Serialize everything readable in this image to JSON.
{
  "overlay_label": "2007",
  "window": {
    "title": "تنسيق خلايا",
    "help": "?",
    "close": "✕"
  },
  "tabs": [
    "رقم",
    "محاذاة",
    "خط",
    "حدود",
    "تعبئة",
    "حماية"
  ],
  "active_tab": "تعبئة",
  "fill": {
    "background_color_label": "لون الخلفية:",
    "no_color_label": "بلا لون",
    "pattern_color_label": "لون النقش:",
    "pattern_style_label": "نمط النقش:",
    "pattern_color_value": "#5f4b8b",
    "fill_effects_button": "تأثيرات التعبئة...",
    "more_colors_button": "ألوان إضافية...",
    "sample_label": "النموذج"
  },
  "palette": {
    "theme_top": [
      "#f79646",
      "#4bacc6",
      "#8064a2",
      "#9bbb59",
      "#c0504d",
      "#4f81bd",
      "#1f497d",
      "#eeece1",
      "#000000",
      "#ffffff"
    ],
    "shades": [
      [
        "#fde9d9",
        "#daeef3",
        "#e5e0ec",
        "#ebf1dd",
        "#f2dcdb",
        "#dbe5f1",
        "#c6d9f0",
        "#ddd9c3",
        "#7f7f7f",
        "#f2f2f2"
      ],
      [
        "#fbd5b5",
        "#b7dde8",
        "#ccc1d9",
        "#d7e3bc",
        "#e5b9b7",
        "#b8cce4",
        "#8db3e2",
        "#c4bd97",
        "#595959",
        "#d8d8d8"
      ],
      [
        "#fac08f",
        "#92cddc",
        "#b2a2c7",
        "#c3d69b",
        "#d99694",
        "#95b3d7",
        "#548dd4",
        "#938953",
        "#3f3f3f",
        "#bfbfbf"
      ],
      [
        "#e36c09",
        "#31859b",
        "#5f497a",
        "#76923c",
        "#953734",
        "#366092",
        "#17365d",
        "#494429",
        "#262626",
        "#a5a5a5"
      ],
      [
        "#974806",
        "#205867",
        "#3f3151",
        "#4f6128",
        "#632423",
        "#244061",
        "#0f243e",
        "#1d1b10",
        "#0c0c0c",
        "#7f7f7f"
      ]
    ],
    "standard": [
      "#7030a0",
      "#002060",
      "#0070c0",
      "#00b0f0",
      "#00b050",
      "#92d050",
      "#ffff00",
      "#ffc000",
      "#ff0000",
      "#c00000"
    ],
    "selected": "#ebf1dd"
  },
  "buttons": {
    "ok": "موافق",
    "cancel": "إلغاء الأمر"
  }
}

> **Written request**
Write the entire listing out again, word for word.

> **Answer for this exercise**
Serialize everything readable in this image to JSON.
{
  "overlay_label": "2007",
  "window": {
    "title": "تنسيق خلايا",
    "help": "?",
    "close": "✕"
  },
  "tabs": [
    "رقم",
    "محاذاة",
    "خط",
    "حدود",
    "تعبئة",
    "حماية"
  ],
  "active_tab": "تعبئة",
  "fill": {
    "background_color_label": "لون الخلفية:",
    "no_color_label": "بلا لون",
    "pattern_color_label": "لون النقش:",
    "pattern_style_label": "نمط النقش:",
    "pattern_color_value": "#5f4b8b",
    "fill_effects_button": "تأثيرات التعبئة...",
    "more_colors_button": "ألوان إضافية...",
    "sample_label": "النموذج"
  },
  "palette": {
    "theme_top": [
      "#f79646",
      "#4bacc6",
      "#8064a2",
      "#9bbb59",
      "#c0504d",
      "#4f81bd",
      "#1f497d",
      "#eeece1",
      "#000000",
      "#ffffff"
    ],
    "shades": [
      [
        "#fde9d9",
        "#daeef3",
        "#e5e0ec",
        "#ebf1dd",
        "#f2dcdb",
        "#dbe5f1",
        "#c6d9f0",
        "#ddd9c3",
        "#7f7f7f",
        "#f2f2f2"
      ],
      [
        "#fbd5b5",
        "#b7dde8",
        "#ccc1d9",
        "#d7e3bc",
        "#e5b9b7",
        "#b8cce4",
        "#8db3e2",
        "#c4bd97",
        "#595959",
        "#d8d8d8"
      ],
      [
        "#fac08f",
        "#92cddc",
        "#b2a2c7",
        "#c3d69b",
        "#d99694",
        "#95b3d7",
        "#548dd4",
        "#938953",
        "#3f3f3f",
        "#bfbfbf"
      ],
      [
        "#e36c09",
        "#31859b",
        "#5f497a",
        "#76923c",
        "#953734",
        "#366092",
        "#17365d",
        "#494429",
        "#262626",
        "#a5a5a5"
      ],
      [
        "#974806",
        "#205867",
        "#3f3151",
        "#4f6128",
        "#632423",
        "#244061",
        "#0f243e",
        "#1d1b10",
        "#0c0c0c",
        "#7f7f7f"
      ]
    ],
    "standard": [
      "#7030a0",
      "#002060",
      "#0070c0",
      "#00b0f0",
      "#00b050",
      "#92d050",
      "#ffff00",
      "#ffc000",
      "#ff0000",
      "#c00000"
    ],
    "selected": "#ebf1dd"
  },
  "buttons": {
    "ok": "موافق",
    "cancel": "إلغاء الأمر"
  }
}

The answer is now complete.